Problem to work on. Below are some records. Copy every line in them that holds "title".

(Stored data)
═══
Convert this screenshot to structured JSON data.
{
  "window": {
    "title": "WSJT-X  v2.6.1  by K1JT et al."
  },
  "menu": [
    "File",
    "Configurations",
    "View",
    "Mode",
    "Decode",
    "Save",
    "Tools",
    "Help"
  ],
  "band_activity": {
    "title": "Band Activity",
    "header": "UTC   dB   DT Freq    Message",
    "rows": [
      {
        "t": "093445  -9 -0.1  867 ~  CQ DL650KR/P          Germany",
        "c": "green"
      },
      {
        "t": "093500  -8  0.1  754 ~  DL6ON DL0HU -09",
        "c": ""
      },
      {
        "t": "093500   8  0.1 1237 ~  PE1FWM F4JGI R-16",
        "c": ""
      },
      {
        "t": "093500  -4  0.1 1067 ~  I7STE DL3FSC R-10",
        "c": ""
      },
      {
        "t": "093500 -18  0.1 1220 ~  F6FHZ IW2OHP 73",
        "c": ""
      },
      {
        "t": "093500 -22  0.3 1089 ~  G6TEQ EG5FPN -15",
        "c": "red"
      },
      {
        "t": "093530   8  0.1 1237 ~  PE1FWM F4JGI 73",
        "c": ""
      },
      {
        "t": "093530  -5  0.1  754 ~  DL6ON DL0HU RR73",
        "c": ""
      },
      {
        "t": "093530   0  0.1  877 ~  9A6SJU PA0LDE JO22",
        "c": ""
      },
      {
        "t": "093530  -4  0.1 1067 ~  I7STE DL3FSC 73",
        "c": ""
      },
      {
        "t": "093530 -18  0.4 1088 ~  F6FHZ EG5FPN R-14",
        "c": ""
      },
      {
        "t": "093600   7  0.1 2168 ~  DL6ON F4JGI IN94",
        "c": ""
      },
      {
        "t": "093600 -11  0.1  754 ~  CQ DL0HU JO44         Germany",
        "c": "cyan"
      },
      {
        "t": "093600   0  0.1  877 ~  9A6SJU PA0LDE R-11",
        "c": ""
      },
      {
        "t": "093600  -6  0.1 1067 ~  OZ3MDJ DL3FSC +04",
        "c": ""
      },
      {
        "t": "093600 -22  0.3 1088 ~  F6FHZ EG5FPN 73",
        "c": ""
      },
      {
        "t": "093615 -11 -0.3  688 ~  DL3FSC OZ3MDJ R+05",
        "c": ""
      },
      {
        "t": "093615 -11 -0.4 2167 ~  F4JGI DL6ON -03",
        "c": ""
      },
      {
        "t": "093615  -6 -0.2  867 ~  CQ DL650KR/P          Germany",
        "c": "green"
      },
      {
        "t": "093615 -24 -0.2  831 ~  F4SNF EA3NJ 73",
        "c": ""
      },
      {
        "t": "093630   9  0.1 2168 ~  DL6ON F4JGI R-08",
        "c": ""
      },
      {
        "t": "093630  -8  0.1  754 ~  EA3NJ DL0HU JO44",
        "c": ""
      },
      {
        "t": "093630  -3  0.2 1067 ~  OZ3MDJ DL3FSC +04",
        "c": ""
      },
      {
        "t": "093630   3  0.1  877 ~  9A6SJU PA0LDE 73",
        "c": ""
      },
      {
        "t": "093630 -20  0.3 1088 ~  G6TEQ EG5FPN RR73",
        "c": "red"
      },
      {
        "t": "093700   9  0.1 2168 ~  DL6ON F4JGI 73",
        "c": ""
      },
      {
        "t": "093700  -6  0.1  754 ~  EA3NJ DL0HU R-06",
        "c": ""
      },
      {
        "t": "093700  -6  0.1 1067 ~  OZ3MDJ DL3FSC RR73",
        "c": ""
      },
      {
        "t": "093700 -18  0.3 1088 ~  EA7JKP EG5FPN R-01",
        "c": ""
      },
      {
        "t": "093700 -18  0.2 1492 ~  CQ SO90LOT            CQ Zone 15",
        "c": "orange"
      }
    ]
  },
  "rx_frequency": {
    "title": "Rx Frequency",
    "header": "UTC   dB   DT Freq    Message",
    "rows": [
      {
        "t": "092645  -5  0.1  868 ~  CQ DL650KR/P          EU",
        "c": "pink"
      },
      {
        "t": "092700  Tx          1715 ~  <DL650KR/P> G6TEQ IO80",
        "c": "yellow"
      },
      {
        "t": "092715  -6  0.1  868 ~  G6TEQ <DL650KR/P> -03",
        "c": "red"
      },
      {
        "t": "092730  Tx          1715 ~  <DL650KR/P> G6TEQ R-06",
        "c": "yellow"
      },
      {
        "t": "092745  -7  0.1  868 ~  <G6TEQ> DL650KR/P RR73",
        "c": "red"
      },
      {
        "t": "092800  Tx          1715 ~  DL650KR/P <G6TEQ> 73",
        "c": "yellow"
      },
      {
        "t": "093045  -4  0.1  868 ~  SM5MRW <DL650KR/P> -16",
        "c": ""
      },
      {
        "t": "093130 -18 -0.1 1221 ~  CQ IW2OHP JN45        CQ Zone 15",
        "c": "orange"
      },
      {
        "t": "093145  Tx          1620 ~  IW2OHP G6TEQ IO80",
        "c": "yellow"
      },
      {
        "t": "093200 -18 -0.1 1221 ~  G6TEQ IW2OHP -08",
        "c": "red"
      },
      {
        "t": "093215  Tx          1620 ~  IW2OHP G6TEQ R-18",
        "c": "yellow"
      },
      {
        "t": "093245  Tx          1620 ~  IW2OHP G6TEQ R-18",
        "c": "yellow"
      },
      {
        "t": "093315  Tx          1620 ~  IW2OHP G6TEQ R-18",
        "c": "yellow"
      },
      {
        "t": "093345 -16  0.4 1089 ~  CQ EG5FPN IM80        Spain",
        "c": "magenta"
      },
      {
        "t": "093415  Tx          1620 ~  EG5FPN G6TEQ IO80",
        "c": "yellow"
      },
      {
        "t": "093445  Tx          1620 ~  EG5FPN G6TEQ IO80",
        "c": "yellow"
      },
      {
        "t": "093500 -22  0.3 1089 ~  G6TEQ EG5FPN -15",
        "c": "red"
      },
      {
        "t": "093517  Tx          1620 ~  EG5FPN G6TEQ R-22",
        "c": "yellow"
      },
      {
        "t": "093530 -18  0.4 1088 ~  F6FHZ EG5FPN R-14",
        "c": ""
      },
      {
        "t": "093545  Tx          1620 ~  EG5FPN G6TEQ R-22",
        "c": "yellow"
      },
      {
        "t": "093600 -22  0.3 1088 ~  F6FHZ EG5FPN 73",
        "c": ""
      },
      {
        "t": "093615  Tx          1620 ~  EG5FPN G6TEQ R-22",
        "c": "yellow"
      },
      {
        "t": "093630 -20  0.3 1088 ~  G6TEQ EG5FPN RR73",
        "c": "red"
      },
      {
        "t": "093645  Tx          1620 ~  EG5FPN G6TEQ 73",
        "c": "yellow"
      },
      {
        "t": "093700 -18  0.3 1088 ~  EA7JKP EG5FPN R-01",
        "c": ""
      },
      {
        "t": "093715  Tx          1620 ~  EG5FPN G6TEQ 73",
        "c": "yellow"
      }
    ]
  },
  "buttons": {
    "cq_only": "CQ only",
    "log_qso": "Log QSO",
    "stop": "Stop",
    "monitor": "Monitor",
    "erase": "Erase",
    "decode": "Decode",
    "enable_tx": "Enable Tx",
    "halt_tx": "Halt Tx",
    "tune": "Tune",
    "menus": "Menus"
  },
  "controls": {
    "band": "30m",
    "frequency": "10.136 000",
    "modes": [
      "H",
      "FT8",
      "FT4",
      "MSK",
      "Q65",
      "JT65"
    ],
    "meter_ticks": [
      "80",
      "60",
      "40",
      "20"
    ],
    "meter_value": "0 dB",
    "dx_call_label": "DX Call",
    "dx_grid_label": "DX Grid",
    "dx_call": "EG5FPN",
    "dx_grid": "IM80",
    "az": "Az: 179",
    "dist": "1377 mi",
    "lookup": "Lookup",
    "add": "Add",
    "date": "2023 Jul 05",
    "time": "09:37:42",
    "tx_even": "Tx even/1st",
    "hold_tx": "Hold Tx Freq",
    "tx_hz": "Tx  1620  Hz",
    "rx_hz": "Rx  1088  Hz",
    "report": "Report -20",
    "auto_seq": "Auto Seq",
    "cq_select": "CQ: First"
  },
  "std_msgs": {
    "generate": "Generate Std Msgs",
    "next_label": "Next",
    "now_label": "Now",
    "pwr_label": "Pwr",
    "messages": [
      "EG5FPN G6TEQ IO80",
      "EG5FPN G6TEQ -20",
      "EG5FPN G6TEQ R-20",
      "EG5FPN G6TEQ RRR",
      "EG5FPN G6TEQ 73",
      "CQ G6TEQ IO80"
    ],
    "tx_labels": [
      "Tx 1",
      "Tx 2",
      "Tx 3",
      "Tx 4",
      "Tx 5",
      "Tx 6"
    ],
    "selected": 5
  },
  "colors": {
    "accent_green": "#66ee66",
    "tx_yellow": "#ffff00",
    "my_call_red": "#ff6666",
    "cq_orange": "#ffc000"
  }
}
═══
Response.
    "title": "WSJT-X  v2.6.1  by K1JT et al."
    "title": "Band Activity",
    "title": "Rx Frequency",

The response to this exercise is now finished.